---------- Provided entries ----------
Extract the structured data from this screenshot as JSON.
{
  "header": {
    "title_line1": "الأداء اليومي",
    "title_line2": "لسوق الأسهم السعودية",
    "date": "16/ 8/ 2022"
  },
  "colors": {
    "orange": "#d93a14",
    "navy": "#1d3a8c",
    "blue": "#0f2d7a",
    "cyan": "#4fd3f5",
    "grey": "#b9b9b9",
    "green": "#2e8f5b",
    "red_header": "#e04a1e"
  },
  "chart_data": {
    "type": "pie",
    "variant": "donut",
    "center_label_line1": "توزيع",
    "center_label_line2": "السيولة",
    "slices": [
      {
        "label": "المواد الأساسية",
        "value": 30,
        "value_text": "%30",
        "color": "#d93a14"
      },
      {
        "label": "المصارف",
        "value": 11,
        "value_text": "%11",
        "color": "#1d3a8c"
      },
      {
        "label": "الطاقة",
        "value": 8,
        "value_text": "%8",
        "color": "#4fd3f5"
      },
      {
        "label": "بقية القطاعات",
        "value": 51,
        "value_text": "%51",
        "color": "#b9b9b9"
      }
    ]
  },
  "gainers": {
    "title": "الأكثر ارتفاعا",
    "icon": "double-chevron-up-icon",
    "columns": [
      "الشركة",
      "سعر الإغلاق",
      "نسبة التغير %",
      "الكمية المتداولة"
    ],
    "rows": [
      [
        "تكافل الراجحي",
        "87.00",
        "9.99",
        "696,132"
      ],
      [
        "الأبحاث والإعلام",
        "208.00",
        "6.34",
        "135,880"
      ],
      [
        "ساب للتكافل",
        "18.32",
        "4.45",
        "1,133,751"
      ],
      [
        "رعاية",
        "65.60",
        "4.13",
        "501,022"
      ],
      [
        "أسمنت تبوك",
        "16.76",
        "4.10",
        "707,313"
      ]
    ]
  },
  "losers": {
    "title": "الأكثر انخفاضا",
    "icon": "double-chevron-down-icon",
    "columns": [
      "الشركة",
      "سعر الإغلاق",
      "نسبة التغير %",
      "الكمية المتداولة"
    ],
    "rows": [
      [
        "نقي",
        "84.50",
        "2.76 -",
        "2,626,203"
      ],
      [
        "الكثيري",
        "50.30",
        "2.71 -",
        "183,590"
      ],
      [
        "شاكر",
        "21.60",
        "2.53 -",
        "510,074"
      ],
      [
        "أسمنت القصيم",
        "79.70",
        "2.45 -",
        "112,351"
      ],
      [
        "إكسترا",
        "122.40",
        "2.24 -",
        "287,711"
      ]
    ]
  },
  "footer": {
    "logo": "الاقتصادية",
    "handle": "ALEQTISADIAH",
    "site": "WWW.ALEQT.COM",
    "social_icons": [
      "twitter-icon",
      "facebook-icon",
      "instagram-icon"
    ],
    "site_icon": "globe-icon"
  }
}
----------
• [Direction]: Work out how many lines in the records above hold the string "chevron", then give only that count.

• [Response]: 2